**Aim:**
Count lines, not occurrences: give the number of lines holding the word "JSON", and nothing besides.

**Entries with figure data:**
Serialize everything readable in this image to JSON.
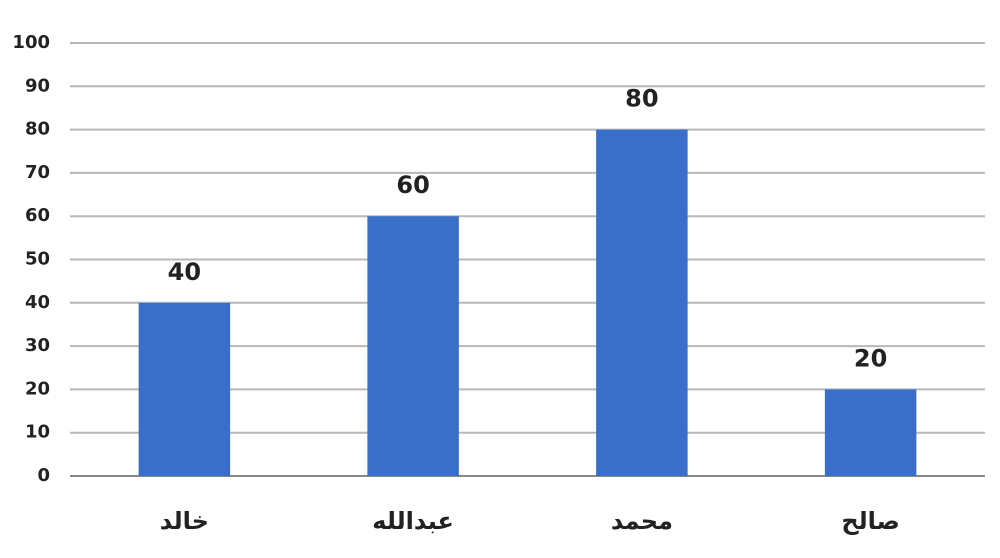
{
  "chart_data": {
    "type": "bar",
    "categories": [
      "خالد",
      "عبدالله",
      "محمد",
      "صالح"
    ],
    "values": [
      40,
      60,
      80,
      20
    ],
    "color": "#3a6fc9",
    "ylim": [
      0,
      100
    ],
    "yticks": [
      0,
      10,
      20,
      30,
      40,
      50,
      60,
      70,
      80,
      90,
      100
    ],
    "grid": true
  }
}
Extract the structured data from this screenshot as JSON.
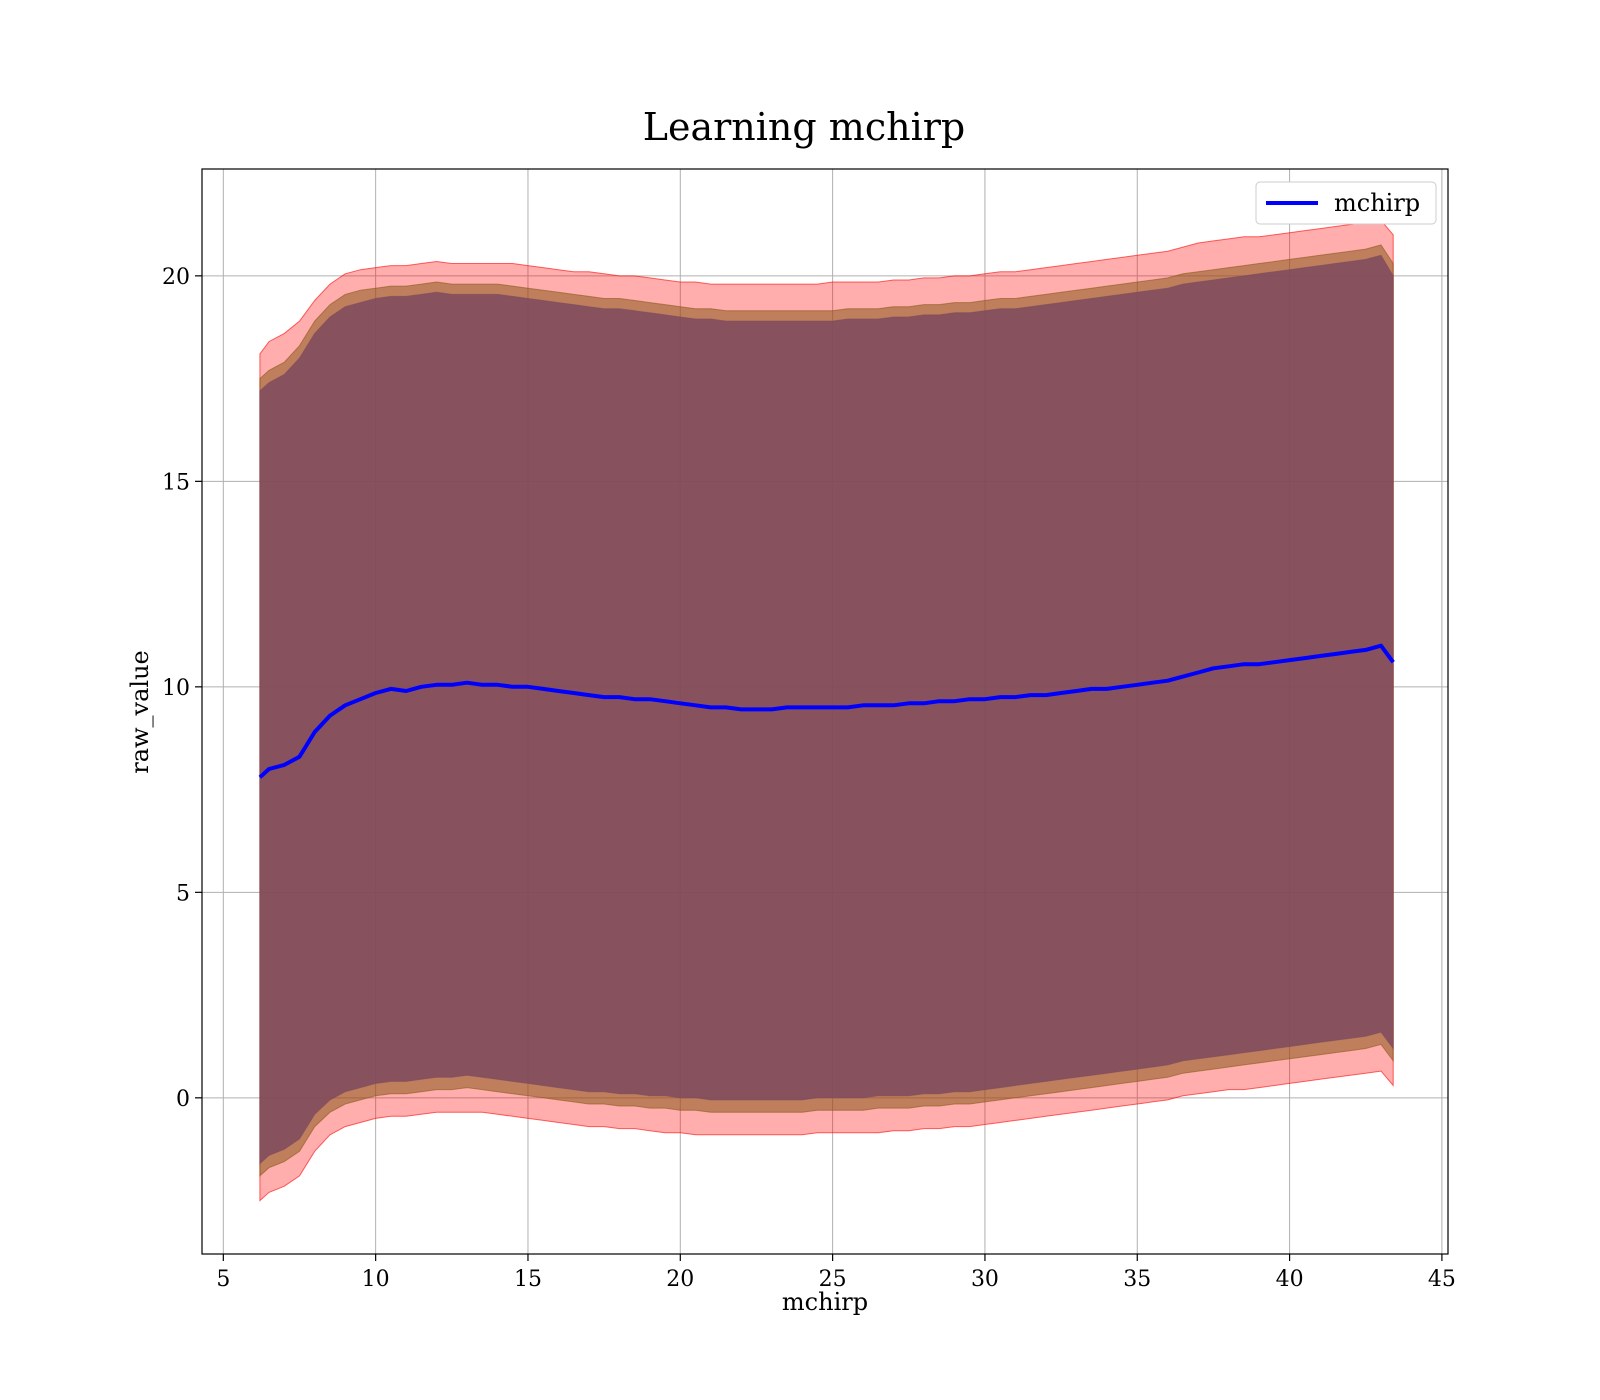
{
  "chart_data": {
    "type": "line",
    "title": "Learning mchirp",
    "xlabel": "mchirp",
    "ylabel": "raw_value",
    "xlim": [
      4.3,
      45.2
    ],
    "ylim": [
      -3.8,
      22.6
    ],
    "xticks": [
      5,
      10,
      15,
      20,
      25,
      30,
      35,
      40,
      45
    ],
    "yticks": [
      0,
      5,
      10,
      15,
      20
    ],
    "grid": true,
    "legend_position": "top-right",
    "series": [
      {
        "name": "mchirp",
        "color": "#0000ff",
        "x": [
          6.2,
          6.5,
          7.0,
          7.5,
          8.0,
          8.5,
          9.0,
          9.5,
          10.0,
          10.5,
          11.0,
          11.5,
          12.0,
          12.5,
          13.0,
          13.5,
          14.0,
          14.5,
          15.0,
          15.5,
          16.0,
          16.5,
          17.0,
          17.5,
          18.0,
          18.5,
          19.0,
          19.5,
          20.0,
          20.5,
          21.0,
          21.5,
          22.0,
          22.5,
          23.0,
          23.5,
          24.0,
          24.5,
          25.0,
          25.5,
          26.0,
          26.5,
          27.0,
          27.5,
          28.0,
          28.5,
          29.0,
          29.5,
          30.0,
          30.5,
          31.0,
          31.5,
          32.0,
          32.5,
          33.0,
          33.5,
          34.0,
          34.5,
          35.0,
          35.5,
          36.0,
          36.5,
          37.0,
          37.5,
          38.0,
          38.5,
          39.0,
          39.5,
          40.0,
          40.5,
          41.0,
          41.5,
          42.0,
          42.5,
          43.0,
          43.4
        ],
        "y": [
          7.8,
          8.0,
          8.1,
          8.3,
          8.9,
          9.3,
          9.55,
          9.7,
          9.85,
          9.95,
          9.9,
          10.0,
          10.05,
          10.05,
          10.1,
          10.05,
          10.05,
          10.0,
          10.0,
          9.95,
          9.9,
          9.85,
          9.8,
          9.75,
          9.75,
          9.7,
          9.7,
          9.65,
          9.6,
          9.55,
          9.5,
          9.5,
          9.45,
          9.45,
          9.45,
          9.5,
          9.5,
          9.5,
          9.5,
          9.5,
          9.55,
          9.55,
          9.55,
          9.6,
          9.6,
          9.65,
          9.65,
          9.7,
          9.7,
          9.75,
          9.75,
          9.8,
          9.8,
          9.85,
          9.9,
          9.95,
          9.95,
          10.0,
          10.05,
          10.1,
          10.15,
          10.25,
          10.35,
          10.45,
          10.5,
          10.55,
          10.55,
          10.6,
          10.65,
          10.7,
          10.75,
          10.8,
          10.85,
          10.9,
          11.0,
          10.6
        ]
      }
    ],
    "bands": [
      {
        "color": "#ff0000",
        "opacity": 0.32,
        "upper": [
          18.1,
          18.4,
          18.6,
          18.9,
          19.4,
          19.8,
          20.05,
          20.15,
          20.2,
          20.25,
          20.25,
          20.3,
          20.35,
          20.3,
          20.3,
          20.3,
          20.3,
          20.3,
          20.25,
          20.2,
          20.15,
          20.1,
          20.1,
          20.05,
          20.0,
          20.0,
          19.95,
          19.9,
          19.85,
          19.85,
          19.8,
          19.8,
          19.8,
          19.8,
          19.8,
          19.8,
          19.8,
          19.8,
          19.85,
          19.85,
          19.85,
          19.85,
          19.9,
          19.9,
          19.95,
          19.95,
          20.0,
          20.0,
          20.05,
          20.1,
          20.1,
          20.15,
          20.2,
          20.25,
          20.3,
          20.35,
          20.4,
          20.45,
          20.5,
          20.55,
          20.6,
          20.7,
          20.8,
          20.85,
          20.9,
          20.95,
          20.95,
          21.0,
          21.05,
          21.1,
          21.15,
          21.2,
          21.25,
          21.3,
          21.35,
          21.0
        ],
        "lower": [
          -2.5,
          -2.3,
          -2.15,
          -1.9,
          -1.3,
          -0.9,
          -0.7,
          -0.6,
          -0.5,
          -0.45,
          -0.45,
          -0.4,
          -0.35,
          -0.35,
          -0.35,
          -0.35,
          -0.4,
          -0.45,
          -0.5,
          -0.55,
          -0.6,
          -0.65,
          -0.7,
          -0.7,
          -0.75,
          -0.75,
          -0.8,
          -0.85,
          -0.85,
          -0.9,
          -0.9,
          -0.9,
          -0.9,
          -0.9,
          -0.9,
          -0.9,
          -0.9,
          -0.85,
          -0.85,
          -0.85,
          -0.85,
          -0.85,
          -0.8,
          -0.8,
          -0.75,
          -0.75,
          -0.7,
          -0.7,
          -0.65,
          -0.6,
          -0.55,
          -0.5,
          -0.45,
          -0.4,
          -0.35,
          -0.3,
          -0.25,
          -0.2,
          -0.15,
          -0.1,
          -0.05,
          0.05,
          0.1,
          0.15,
          0.2,
          0.2,
          0.25,
          0.3,
          0.35,
          0.4,
          0.45,
          0.5,
          0.55,
          0.6,
          0.65,
          0.3
        ]
      },
      {
        "color": "#8b5a1a",
        "opacity": 0.55,
        "upper": [
          17.5,
          17.7,
          17.9,
          18.3,
          18.9,
          19.3,
          19.55,
          19.65,
          19.7,
          19.75,
          19.75,
          19.8,
          19.85,
          19.8,
          19.8,
          19.8,
          19.8,
          19.75,
          19.7,
          19.65,
          19.6,
          19.55,
          19.5,
          19.45,
          19.45,
          19.4,
          19.35,
          19.3,
          19.25,
          19.2,
          19.2,
          19.15,
          19.15,
          19.15,
          19.15,
          19.15,
          19.15,
          19.15,
          19.15,
          19.2,
          19.2,
          19.2,
          19.25,
          19.25,
          19.3,
          19.3,
          19.35,
          19.35,
          19.4,
          19.45,
          19.45,
          19.5,
          19.55,
          19.6,
          19.65,
          19.7,
          19.75,
          19.8,
          19.85,
          19.9,
          19.95,
          20.05,
          20.1,
          20.15,
          20.2,
          20.25,
          20.3,
          20.35,
          20.4,
          20.45,
          20.5,
          20.55,
          20.6,
          20.65,
          20.75,
          20.3
        ],
        "lower": [
          -1.9,
          -1.7,
          -1.55,
          -1.3,
          -0.7,
          -0.35,
          -0.15,
          -0.05,
          0.05,
          0.1,
          0.1,
          0.15,
          0.2,
          0.2,
          0.25,
          0.2,
          0.15,
          0.1,
          0.05,
          0.0,
          -0.05,
          -0.1,
          -0.15,
          -0.15,
          -0.2,
          -0.2,
          -0.25,
          -0.25,
          -0.3,
          -0.3,
          -0.35,
          -0.35,
          -0.35,
          -0.35,
          -0.35,
          -0.35,
          -0.35,
          -0.3,
          -0.3,
          -0.3,
          -0.3,
          -0.25,
          -0.25,
          -0.25,
          -0.2,
          -0.2,
          -0.15,
          -0.15,
          -0.1,
          -0.05,
          0.0,
          0.05,
          0.1,
          0.15,
          0.2,
          0.25,
          0.3,
          0.35,
          0.4,
          0.45,
          0.5,
          0.6,
          0.65,
          0.7,
          0.75,
          0.8,
          0.85,
          0.9,
          0.95,
          1.0,
          1.05,
          1.1,
          1.15,
          1.2,
          1.3,
          0.9
        ]
      },
      {
        "color": "#7d4a5e",
        "opacity": 0.85,
        "upper": [
          17.2,
          17.4,
          17.6,
          18.0,
          18.6,
          19.0,
          19.25,
          19.35,
          19.45,
          19.5,
          19.5,
          19.55,
          19.6,
          19.55,
          19.55,
          19.55,
          19.55,
          19.5,
          19.45,
          19.4,
          19.35,
          19.3,
          19.25,
          19.2,
          19.2,
          19.15,
          19.1,
          19.05,
          19.0,
          18.95,
          18.95,
          18.9,
          18.9,
          18.9,
          18.9,
          18.9,
          18.9,
          18.9,
          18.9,
          18.95,
          18.95,
          18.95,
          19.0,
          19.0,
          19.05,
          19.05,
          19.1,
          19.1,
          19.15,
          19.2,
          19.2,
          19.25,
          19.3,
          19.35,
          19.4,
          19.45,
          19.5,
          19.55,
          19.6,
          19.65,
          19.7,
          19.8,
          19.85,
          19.9,
          19.95,
          20.0,
          20.05,
          20.1,
          20.15,
          20.2,
          20.25,
          20.3,
          20.35,
          20.4,
          20.5,
          20.0
        ],
        "lower": [
          -1.6,
          -1.4,
          -1.25,
          -1.0,
          -0.4,
          -0.05,
          0.15,
          0.25,
          0.35,
          0.4,
          0.4,
          0.45,
          0.5,
          0.5,
          0.55,
          0.5,
          0.45,
          0.4,
          0.35,
          0.3,
          0.25,
          0.2,
          0.15,
          0.15,
          0.1,
          0.1,
          0.05,
          0.05,
          0.0,
          0.0,
          -0.05,
          -0.05,
          -0.05,
          -0.05,
          -0.05,
          -0.05,
          -0.05,
          0.0,
          0.0,
          0.0,
          0.0,
          0.05,
          0.05,
          0.05,
          0.1,
          0.1,
          0.15,
          0.15,
          0.2,
          0.25,
          0.3,
          0.35,
          0.4,
          0.45,
          0.5,
          0.55,
          0.6,
          0.65,
          0.7,
          0.75,
          0.8,
          0.9,
          0.95,
          1.0,
          1.05,
          1.1,
          1.15,
          1.2,
          1.25,
          1.3,
          1.35,
          1.4,
          1.45,
          1.5,
          1.6,
          1.2
        ]
      }
    ]
  }
}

**Task response:**
2